### Dataset records
# # # #
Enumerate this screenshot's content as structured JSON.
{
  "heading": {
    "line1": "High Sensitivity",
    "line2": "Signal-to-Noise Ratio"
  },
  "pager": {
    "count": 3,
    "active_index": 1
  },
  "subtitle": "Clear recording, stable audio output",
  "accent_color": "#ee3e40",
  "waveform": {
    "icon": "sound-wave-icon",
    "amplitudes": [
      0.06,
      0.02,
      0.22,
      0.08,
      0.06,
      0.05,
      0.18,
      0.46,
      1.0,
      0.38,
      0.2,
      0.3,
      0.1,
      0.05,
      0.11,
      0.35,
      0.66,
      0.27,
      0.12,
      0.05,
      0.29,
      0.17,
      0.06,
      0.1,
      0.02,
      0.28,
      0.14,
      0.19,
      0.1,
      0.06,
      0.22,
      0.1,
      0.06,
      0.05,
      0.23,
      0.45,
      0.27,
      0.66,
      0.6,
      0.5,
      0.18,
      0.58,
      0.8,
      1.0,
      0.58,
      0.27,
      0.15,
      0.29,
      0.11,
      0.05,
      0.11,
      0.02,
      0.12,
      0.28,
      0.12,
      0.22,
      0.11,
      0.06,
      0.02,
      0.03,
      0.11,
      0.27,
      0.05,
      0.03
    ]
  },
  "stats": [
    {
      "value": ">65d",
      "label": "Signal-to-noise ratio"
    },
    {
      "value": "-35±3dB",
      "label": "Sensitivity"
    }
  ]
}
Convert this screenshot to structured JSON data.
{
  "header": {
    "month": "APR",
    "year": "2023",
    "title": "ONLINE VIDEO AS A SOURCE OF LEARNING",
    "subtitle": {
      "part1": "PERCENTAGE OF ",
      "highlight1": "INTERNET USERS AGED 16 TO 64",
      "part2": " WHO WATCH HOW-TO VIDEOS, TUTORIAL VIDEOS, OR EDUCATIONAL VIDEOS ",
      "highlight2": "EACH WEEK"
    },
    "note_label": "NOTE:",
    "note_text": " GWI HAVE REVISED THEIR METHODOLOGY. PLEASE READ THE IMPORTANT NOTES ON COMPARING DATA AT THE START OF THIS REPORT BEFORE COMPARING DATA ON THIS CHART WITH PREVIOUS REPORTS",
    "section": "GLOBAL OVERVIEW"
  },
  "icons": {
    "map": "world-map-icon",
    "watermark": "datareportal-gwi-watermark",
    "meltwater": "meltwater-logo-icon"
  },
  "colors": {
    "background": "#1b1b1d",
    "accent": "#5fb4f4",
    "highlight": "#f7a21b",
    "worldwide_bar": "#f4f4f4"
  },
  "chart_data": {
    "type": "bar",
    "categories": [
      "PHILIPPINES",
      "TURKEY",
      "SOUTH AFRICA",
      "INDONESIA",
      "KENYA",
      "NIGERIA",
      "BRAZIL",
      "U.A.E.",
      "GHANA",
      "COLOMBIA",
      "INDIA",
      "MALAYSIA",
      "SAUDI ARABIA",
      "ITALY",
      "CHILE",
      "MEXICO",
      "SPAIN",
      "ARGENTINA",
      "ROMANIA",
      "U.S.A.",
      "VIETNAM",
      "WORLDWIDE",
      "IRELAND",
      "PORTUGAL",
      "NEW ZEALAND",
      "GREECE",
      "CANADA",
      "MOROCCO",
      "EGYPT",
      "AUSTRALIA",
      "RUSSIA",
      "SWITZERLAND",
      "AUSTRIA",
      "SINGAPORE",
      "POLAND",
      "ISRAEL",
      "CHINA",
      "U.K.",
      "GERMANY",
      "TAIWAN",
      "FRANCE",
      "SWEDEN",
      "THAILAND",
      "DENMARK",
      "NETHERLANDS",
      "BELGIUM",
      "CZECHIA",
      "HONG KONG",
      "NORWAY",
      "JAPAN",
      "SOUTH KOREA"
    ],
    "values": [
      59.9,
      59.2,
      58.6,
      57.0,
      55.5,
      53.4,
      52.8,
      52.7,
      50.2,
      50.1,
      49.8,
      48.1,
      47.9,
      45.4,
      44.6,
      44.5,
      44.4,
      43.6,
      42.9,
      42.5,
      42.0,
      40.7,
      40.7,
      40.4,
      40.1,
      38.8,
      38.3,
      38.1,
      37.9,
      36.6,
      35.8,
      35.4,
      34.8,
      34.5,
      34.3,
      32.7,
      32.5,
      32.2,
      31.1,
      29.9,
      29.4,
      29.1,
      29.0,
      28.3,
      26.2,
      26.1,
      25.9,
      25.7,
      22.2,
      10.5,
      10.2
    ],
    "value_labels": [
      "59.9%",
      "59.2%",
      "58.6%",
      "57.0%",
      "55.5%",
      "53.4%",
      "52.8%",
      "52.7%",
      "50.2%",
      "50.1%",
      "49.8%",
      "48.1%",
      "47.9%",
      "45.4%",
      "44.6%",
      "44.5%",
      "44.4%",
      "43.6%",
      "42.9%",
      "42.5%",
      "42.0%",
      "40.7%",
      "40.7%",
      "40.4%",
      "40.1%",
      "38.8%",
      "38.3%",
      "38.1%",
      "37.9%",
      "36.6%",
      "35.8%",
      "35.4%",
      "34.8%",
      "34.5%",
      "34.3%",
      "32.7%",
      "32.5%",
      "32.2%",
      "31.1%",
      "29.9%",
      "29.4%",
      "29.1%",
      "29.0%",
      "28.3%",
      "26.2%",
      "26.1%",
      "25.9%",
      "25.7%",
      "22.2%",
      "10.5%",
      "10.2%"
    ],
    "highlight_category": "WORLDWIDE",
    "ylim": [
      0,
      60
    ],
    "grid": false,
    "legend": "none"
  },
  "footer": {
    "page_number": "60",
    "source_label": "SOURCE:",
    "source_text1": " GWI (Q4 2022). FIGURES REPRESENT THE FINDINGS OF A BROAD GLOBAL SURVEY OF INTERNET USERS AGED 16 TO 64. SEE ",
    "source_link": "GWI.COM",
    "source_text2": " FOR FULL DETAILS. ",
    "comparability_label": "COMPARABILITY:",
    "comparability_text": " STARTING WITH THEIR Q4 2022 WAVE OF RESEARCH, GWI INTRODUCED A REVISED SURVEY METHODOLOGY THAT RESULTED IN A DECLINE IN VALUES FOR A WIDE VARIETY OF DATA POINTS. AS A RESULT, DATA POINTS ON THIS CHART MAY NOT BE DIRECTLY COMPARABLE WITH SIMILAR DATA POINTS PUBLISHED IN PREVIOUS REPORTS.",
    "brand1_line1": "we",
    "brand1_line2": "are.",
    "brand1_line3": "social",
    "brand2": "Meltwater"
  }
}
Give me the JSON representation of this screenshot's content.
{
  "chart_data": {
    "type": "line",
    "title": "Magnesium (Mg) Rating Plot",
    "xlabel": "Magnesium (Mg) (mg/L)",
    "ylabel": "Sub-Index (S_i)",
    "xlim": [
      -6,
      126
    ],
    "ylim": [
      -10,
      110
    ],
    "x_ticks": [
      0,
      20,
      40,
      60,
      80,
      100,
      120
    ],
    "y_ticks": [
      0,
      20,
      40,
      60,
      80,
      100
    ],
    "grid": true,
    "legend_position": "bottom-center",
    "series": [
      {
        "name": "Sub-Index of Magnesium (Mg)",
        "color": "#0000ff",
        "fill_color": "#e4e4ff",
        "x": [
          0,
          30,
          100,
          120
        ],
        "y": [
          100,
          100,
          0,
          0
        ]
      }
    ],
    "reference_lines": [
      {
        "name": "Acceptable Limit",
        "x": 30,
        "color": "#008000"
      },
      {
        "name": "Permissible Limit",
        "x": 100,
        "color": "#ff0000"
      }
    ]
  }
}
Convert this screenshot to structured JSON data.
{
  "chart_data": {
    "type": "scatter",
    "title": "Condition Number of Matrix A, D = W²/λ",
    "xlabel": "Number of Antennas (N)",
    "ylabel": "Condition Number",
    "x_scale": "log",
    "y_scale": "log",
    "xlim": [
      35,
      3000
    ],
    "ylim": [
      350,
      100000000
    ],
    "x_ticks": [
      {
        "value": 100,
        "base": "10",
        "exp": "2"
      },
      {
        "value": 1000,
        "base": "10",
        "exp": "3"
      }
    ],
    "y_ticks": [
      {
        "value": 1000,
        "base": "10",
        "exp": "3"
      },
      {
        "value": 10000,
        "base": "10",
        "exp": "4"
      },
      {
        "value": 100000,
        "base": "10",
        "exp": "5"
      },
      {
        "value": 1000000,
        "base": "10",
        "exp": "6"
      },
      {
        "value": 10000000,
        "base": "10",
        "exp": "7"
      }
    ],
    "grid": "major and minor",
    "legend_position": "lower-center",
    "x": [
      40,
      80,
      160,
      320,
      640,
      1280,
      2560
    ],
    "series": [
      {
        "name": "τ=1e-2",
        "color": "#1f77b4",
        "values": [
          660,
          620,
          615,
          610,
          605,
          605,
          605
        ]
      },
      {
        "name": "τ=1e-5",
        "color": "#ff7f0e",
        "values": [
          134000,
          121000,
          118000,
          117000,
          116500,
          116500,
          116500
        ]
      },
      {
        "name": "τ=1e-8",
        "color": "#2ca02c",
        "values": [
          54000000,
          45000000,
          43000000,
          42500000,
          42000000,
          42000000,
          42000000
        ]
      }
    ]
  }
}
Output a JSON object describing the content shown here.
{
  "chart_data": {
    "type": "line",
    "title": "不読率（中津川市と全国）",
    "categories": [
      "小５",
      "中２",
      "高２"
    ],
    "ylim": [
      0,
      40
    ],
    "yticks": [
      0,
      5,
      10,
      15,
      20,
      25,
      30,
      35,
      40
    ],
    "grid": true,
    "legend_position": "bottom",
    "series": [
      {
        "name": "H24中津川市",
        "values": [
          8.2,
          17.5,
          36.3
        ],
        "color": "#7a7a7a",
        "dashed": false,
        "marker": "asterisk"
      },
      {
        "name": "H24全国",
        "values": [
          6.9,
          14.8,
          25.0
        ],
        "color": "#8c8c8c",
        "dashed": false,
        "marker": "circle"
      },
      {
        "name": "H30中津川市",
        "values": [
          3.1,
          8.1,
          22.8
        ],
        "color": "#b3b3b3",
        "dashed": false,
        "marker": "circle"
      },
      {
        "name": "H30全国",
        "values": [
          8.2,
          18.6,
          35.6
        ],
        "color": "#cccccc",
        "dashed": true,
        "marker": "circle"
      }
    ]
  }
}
# # # #
### Aim of the task
From the data above, copy out every line with the string "USERS" in it.

### In response
      "highlight1": "INTERNET USERS AGED 16 TO 64",
    "source_text1": " GWI (Q4 2022). FIGURES REPRESENT THE FINDINGS OF A BROAD GLOBAL SURVEY OF INTERNET USERS AGED 16 TO 64. SEE ",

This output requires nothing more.